Figure dataset records

***

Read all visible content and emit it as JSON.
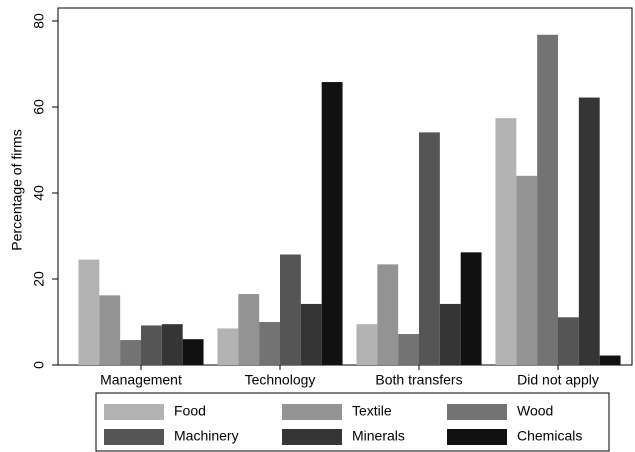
{
  "chart_data": {
    "type": "bar",
    "y_label": "Percentage of firms",
    "categories": [
      "Management",
      "Technology",
      "Both transfers",
      "Did not apply"
    ],
    "series": [
      {
        "name": "Food",
        "color": "#b3b3b3",
        "values": [
          24.5,
          8.5,
          9.5,
          57.4
        ]
      },
      {
        "name": "Textile",
        "color": "#939393",
        "values": [
          16.2,
          16.5,
          23.4,
          44
        ]
      },
      {
        "name": "Wood",
        "color": "#737373",
        "values": [
          5.8,
          10,
          7.2,
          76.8
        ]
      },
      {
        "name": "Machinery",
        "color": "#555555",
        "values": [
          9.2,
          25.7,
          54.1,
          11.1
        ]
      },
      {
        "name": "Minerals",
        "color": "#353535",
        "values": [
          9.5,
          14.2,
          14.2,
          62.2
        ]
      },
      {
        "name": "Chemicals",
        "color": "#111111",
        "values": [
          6,
          65.8,
          26.2,
          2.2
        ]
      }
    ],
    "ylim": [
      0,
      80
    ],
    "yticks": [
      0,
      20,
      40,
      60,
      80
    ],
    "grid": false,
    "legend": "bottom"
  }
}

***

**GIVEN TASK**
Look through the data above. Find each line with the string "color" and copy it.

**CORRECT OUTPUT**
        "color": "#b3b3b3",
        "color": "#939393",
        "color": "#737373",
        "color": "#555555",
        "color": "#353535",
        "color": "#111111",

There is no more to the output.